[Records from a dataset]

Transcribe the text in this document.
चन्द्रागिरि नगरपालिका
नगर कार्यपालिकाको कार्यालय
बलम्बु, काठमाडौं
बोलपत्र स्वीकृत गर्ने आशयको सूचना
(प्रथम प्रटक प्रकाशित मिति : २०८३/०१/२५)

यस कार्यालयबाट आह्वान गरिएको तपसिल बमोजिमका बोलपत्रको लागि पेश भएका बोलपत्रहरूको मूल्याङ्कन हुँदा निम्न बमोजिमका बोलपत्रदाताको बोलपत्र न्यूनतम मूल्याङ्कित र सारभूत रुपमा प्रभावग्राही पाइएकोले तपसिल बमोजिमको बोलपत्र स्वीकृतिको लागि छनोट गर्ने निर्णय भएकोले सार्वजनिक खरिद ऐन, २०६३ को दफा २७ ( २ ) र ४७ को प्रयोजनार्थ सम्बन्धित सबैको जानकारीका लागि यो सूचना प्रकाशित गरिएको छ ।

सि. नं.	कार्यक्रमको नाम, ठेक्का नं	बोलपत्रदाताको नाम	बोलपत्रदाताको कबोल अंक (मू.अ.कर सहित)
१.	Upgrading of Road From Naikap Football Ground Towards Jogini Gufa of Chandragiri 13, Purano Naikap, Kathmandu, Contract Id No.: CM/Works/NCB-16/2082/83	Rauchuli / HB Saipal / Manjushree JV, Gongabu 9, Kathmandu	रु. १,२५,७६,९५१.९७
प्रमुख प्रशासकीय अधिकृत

_Exercise aim_. Quote every record above exactly.

_Exercise answer_.
Transcribe the text in this document.
चन्द्रागिरि नगरपालिका
नगर कार्यपालिकाको कार्यालय
बलम्बु, काठमाडौं
बोलपत्र स्वीकृत गर्ने आशयको सूचना
(प्रथम प्रटक प्रकाशित मिति : २०८३/०१/२५)

यस कार्यालयबाट आह्वान गरिएको तपसिल बमोजिमका बोलपत्रको लागि पेश भएका बोलपत्रहरूको मूल्याङ्कन हुँदा निम्न बमोजिमका बोलपत्रदाताको बोलपत्र न्यूनतम मूल्याङ्कित र सारभूत रुपमा प्रभावग्राही पाइएकोले तपसिल बमोजिमको बोलपत्र स्वीकृतिको लागि छनोट गर्ने निर्णय भएकोले सार्वजनिक खरिद ऐन, २०६३ को दफा २७ ( २ ) र ४७ को प्रयोजनार्थ सम्बन्धित सबैको जानकारीका लागि यो सूचना प्रकाशित गरिएको छ ।

सि. नं.	कार्यक्रमको नाम, ठेक्का नं	बोलपत्रदाताको नाम	बोलपत्रदाताको कबोल अंक (मू.अ.कर सहित)
१.	Upgrading of Road From Naikap Football Ground Towards Jogini Gufa of Chandragiri 13, Purano Naikap, Kathmandu, Contract Id No.: CM/Works/NCB-16/2082/83	Rauchuli / HB Saipal / Manjushree JV, Gongabu 9, Kathmandu	रु. १,२५,७६,९५१.९७
प्रमुख प्रशासकीय अधिकृत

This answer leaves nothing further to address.